(Dataset items)
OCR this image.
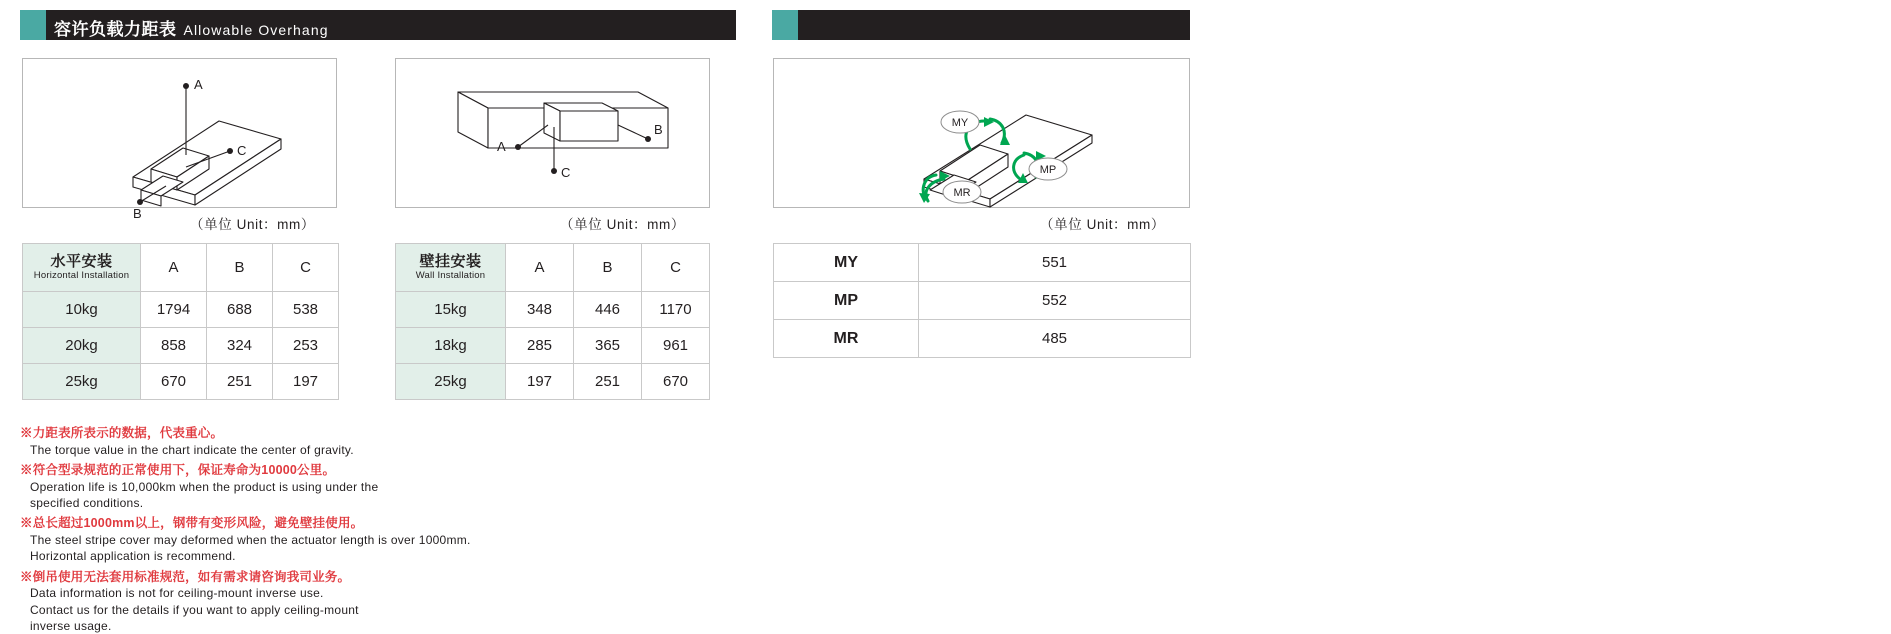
容许负载力距表 Allowable Overhang	静态容许负载惯量 Static Loading Moment
A
B
C
（单位 Unit：mm）
A
C
B
（单位 Unit：mm）
MY
MP
MR
（单位 Unit：mm）
水平安装
Horizontal Installation	A	B	C
10kg	1794	688	538
20kg	858	324	253
25kg	670	251	197
壁挂安装
Wall Installation	A	B	C
15kg	348	446	1170
18kg	285	365	961
25kg	197	251	670
MY	551
MP	552
MR	485
※力距表所表示的数据，代表重心。
The torque value in the chart indicate the center of gravity.
※符合型录规范的正常使用下，保证寿命为10000公里。
Operation life is 10,000km when the product is using under the
specified conditions.
※总长超过1000mm以上，钢带有变形风险，避免壁挂使用。
The steel stripe cover may deformed when the actuator length is over 1000mm.
Horizontal application is recommend.
※倒吊使用无法套用标准规范，如有需求请咨询我司业务。
Data information is not for ceiling-mount inverse use.
Contact us for the details if you want to apply ceiling-mount
inverse usage.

WRITTEN INSTRUCTION >>
Make an exact copy of the records shown above, without the pictures.

THE ANSWER >>
OCR this image.
容许负载力距表 Allowable Overhang	静态容许负载惯量 Static Loading Moment
A
B
C
（单位 Unit：mm）
A
C
B
（单位 Unit：mm）
MY
MP
MR
（单位 Unit：mm）
水平安装
Horizontal Installation	A	B	C
10kg	1794	688	538
20kg	858	324	253
25kg	670	251	197
壁挂安装
Wall Installation	A	B	C
15kg	348	446	1170
18kg	285	365	961
25kg	197	251	670
MY	551
MP	552
MR	485
※力距表所表示的数据，代表重心。
The torque value in the chart indicate the center of gravity.
※符合型录规范的正常使用下，保证寿命为10000公里。
Operation life is 10,000km when the product is using under the
specified conditions.
※总长超过1000mm以上，钢带有变形风险，避免壁挂使用。
The steel stripe cover may deformed when the actuator length is over 1000mm.
Horizontal application is recommend.
※倒吊使用无法套用标准规范，如有需求请咨询我司业务。
Data information is not for ceiling-mount inverse use.
Contact us for the details if you want to apply ceiling-mount
inverse usage.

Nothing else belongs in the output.